# [TASK DETAILS]
Sort through the data and copy the lines holding the word "title".

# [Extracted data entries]
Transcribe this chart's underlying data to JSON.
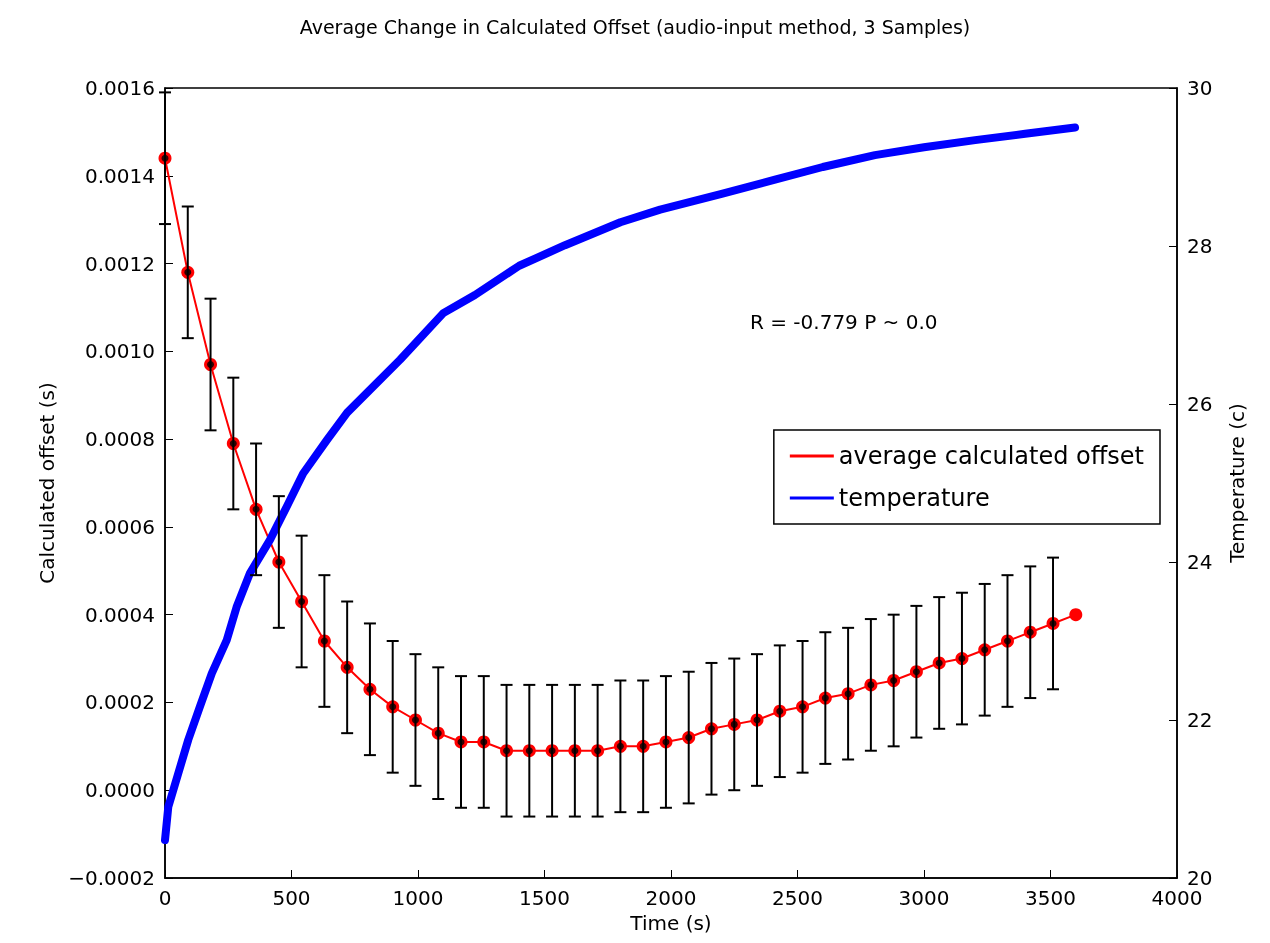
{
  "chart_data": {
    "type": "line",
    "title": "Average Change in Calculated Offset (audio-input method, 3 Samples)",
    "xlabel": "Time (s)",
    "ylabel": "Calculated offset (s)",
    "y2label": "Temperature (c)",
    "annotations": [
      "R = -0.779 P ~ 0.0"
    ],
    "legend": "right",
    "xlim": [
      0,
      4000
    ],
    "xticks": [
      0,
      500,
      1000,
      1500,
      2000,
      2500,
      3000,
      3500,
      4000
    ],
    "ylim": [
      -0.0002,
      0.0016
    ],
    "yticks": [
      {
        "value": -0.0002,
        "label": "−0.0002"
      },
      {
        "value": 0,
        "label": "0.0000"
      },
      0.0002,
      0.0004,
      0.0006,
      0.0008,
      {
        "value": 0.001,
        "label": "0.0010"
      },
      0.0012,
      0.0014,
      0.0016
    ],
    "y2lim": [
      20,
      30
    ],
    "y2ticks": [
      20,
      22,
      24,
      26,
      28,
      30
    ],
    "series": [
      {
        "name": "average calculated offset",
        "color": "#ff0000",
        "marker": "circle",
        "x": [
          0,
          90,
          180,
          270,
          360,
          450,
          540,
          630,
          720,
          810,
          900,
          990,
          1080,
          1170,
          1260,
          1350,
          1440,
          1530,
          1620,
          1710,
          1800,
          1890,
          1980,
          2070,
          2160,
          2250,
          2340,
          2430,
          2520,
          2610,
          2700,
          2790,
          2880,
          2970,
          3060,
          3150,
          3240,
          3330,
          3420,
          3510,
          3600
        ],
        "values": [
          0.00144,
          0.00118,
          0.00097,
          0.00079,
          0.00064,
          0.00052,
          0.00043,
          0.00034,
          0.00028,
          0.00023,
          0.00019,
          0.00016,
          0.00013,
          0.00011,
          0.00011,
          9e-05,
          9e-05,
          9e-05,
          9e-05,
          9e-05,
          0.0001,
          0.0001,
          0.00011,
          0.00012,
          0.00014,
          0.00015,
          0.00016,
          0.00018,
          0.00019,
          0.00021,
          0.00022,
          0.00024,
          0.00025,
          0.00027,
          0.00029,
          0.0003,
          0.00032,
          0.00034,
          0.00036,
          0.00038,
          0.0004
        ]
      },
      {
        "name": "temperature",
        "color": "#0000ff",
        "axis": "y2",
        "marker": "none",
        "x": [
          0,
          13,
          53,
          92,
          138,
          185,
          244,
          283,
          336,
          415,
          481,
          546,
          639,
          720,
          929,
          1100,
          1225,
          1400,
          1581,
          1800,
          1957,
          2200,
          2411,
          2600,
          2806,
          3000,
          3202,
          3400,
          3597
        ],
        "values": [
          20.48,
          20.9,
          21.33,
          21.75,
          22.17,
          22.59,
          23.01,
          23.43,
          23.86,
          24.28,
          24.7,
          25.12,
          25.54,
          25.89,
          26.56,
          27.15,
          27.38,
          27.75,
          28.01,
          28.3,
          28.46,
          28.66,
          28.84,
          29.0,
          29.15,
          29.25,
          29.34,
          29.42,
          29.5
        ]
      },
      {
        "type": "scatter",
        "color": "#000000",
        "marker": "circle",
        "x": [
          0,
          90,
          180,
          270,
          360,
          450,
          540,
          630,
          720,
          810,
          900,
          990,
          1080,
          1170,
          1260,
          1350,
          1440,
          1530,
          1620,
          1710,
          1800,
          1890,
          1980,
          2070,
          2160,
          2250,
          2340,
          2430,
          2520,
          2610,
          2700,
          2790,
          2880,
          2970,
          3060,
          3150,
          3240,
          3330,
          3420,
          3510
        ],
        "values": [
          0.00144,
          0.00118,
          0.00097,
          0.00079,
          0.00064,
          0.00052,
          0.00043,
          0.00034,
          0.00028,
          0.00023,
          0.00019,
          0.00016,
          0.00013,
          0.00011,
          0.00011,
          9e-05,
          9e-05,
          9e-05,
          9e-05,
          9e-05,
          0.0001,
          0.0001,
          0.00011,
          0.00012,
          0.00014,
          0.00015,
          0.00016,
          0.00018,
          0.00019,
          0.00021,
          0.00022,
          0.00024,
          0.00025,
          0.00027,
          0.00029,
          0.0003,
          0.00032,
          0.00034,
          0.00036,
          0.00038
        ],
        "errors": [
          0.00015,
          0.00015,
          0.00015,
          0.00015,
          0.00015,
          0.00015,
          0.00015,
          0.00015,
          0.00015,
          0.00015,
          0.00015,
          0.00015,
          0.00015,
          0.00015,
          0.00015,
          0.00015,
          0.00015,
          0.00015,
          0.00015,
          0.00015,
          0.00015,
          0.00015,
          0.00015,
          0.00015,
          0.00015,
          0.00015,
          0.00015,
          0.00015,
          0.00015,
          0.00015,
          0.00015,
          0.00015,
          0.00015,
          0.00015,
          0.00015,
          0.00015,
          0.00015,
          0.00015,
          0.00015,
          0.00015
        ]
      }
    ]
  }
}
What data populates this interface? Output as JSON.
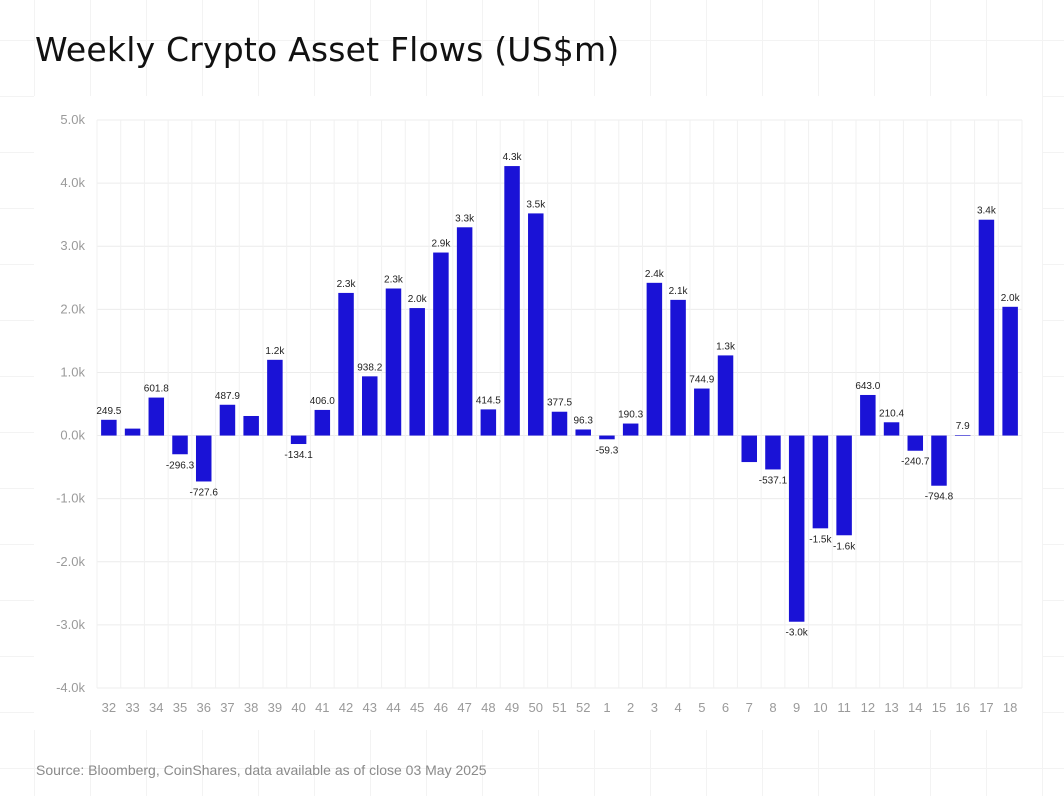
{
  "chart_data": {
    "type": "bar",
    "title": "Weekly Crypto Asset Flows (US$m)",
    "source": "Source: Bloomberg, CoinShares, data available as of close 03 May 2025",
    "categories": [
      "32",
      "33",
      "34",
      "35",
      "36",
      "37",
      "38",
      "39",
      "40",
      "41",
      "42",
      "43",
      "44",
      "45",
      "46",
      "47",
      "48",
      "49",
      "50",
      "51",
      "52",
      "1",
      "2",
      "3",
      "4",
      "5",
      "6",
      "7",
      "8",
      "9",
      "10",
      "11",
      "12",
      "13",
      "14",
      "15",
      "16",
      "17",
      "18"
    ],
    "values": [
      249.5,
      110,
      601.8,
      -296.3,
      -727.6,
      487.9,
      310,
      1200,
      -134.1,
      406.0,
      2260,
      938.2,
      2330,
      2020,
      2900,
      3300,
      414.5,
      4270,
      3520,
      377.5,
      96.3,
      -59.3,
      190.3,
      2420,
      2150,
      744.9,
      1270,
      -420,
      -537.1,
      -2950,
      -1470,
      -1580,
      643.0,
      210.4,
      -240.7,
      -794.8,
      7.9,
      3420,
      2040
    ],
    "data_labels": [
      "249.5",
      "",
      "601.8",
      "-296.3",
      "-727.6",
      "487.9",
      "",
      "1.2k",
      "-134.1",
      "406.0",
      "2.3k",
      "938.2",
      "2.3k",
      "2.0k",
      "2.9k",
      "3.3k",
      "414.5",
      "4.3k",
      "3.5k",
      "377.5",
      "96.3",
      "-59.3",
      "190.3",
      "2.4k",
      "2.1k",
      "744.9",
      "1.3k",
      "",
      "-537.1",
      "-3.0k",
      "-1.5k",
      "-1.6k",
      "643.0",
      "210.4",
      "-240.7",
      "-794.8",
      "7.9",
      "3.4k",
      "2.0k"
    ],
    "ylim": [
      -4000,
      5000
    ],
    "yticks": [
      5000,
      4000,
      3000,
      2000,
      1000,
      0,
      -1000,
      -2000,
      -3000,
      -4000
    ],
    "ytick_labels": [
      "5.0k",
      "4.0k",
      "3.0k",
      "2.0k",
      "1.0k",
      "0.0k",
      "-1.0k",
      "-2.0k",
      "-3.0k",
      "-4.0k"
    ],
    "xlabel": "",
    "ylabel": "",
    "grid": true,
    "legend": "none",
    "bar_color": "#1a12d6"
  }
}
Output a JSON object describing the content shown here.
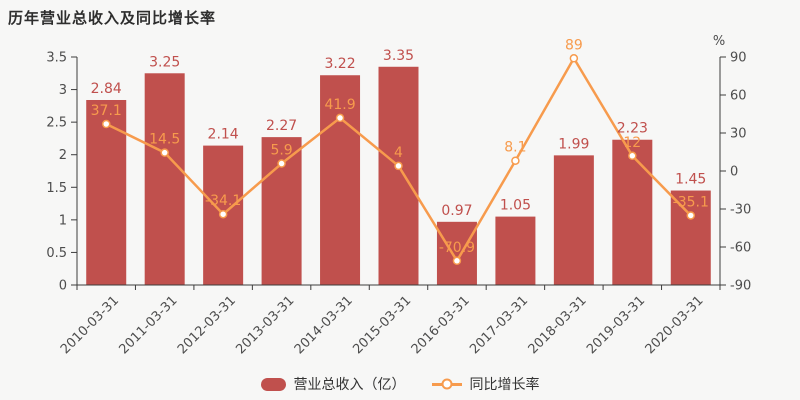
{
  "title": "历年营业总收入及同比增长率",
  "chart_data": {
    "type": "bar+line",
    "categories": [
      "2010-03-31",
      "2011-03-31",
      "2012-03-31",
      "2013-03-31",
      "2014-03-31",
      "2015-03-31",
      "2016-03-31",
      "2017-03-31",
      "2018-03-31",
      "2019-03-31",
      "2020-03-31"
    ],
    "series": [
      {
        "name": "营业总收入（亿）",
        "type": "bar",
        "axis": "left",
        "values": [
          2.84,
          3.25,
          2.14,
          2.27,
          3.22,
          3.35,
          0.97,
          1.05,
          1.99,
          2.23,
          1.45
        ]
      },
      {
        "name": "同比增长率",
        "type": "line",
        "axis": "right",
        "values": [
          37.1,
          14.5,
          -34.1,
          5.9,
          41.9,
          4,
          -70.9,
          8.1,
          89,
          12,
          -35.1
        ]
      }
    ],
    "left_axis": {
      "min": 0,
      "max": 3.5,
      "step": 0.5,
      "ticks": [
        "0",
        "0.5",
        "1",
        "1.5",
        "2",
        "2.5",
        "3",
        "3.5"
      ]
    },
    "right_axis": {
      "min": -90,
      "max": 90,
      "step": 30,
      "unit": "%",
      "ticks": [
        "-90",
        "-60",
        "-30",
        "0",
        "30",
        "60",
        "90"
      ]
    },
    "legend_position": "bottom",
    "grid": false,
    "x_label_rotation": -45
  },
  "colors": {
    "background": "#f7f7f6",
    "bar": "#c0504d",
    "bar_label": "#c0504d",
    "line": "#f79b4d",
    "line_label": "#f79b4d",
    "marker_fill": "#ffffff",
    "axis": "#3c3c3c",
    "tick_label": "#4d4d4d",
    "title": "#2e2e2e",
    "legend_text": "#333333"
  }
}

# [WORKED SOLUTION]
    "title": "Average Change in Calculated Offset (audio-input method, 3 Samples)",
    "title": "Weekly Crypto Asset Flows (US$m)",
  "title": "历年营业总收入及同比增长率",
    "title": "#2e2e2e",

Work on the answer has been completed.